**Exercise prompt:** Copy each line below that includes "precipitado".

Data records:

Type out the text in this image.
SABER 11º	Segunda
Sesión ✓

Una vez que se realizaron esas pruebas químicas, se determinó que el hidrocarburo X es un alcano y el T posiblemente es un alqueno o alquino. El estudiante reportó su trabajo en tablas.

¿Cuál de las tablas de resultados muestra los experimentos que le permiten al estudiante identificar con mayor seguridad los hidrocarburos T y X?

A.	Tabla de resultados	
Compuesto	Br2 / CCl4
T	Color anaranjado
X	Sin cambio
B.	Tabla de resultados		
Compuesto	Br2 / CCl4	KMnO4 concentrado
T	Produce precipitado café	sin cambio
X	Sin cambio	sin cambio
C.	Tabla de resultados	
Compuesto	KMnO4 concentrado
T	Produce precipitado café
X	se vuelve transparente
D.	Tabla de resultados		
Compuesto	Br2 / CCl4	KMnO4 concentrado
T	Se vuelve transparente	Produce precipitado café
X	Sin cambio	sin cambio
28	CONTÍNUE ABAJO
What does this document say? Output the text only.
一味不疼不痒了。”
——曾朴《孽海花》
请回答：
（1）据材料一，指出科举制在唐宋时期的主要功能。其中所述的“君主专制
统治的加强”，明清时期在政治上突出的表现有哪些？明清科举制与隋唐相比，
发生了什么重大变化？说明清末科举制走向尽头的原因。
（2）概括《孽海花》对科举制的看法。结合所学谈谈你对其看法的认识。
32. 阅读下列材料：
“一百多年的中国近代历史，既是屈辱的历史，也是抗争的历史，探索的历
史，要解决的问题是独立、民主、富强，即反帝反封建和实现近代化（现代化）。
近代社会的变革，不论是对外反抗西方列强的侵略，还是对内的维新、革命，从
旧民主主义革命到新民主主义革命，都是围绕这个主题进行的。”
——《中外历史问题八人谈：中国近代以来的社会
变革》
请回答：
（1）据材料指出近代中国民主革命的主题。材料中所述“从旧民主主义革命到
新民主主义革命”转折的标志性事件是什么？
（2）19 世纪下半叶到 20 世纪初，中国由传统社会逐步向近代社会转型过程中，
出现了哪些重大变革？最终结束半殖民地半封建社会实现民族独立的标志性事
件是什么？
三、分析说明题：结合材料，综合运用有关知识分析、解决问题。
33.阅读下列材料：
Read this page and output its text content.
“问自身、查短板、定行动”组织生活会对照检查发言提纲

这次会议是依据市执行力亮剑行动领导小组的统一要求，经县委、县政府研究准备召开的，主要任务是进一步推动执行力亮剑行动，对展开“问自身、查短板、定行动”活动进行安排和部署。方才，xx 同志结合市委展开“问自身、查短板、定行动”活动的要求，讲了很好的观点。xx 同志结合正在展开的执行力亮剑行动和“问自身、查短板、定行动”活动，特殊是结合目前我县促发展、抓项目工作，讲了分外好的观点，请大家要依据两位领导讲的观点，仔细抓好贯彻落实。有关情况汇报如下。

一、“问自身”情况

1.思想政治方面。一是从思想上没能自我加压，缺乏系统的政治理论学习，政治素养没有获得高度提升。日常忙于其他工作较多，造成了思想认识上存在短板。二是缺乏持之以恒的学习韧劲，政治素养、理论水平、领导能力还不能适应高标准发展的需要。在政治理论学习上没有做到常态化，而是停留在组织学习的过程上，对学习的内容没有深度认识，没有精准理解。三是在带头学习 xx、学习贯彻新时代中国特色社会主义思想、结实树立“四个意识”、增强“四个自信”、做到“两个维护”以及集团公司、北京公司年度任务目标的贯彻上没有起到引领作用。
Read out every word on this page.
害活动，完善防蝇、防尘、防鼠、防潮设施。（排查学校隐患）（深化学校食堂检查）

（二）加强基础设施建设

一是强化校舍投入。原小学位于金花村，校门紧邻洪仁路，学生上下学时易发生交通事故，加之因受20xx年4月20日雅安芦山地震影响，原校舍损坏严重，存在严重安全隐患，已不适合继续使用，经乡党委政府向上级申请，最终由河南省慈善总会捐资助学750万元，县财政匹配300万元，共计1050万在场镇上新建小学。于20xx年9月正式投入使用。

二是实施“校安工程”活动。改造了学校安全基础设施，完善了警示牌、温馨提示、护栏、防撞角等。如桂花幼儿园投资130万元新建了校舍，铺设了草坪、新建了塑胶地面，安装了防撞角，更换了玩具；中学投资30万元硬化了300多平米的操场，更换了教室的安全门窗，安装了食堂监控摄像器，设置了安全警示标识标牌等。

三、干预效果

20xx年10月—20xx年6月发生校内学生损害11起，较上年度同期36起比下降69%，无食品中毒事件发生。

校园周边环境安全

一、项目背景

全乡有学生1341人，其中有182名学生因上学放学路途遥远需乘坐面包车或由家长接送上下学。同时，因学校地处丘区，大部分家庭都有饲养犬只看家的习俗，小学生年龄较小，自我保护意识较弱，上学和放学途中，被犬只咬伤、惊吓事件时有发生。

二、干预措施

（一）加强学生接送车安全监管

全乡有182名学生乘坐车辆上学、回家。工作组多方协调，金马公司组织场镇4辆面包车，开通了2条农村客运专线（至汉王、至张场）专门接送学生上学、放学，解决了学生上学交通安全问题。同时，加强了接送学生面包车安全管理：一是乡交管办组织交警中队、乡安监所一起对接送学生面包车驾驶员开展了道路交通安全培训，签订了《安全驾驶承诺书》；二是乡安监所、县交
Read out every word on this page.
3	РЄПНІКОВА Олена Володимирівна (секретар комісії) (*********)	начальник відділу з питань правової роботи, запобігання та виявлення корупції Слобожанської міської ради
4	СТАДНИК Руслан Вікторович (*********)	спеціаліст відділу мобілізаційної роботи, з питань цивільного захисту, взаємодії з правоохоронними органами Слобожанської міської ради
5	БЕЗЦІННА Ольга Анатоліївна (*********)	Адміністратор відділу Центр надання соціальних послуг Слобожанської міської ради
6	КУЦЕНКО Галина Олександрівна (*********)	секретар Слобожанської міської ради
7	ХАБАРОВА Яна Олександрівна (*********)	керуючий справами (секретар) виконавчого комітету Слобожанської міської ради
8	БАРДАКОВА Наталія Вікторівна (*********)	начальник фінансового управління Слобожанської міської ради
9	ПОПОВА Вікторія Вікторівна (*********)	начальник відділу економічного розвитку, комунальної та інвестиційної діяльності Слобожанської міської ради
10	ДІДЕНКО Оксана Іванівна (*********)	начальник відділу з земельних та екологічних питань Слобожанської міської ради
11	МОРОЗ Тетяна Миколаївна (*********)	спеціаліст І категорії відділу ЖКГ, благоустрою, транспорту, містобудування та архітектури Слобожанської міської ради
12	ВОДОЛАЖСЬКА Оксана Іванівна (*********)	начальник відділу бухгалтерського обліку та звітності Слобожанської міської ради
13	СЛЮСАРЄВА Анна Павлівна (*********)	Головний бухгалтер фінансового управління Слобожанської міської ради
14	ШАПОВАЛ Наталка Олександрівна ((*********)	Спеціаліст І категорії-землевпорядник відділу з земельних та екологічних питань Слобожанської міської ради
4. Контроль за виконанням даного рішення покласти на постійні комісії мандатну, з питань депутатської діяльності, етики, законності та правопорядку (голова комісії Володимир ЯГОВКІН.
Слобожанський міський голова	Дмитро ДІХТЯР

**Exercise answer:**
T	Produce precipitado café	sin cambio
T	Produce precipitado café
T	Se vuelve transparente	Produce precipitado café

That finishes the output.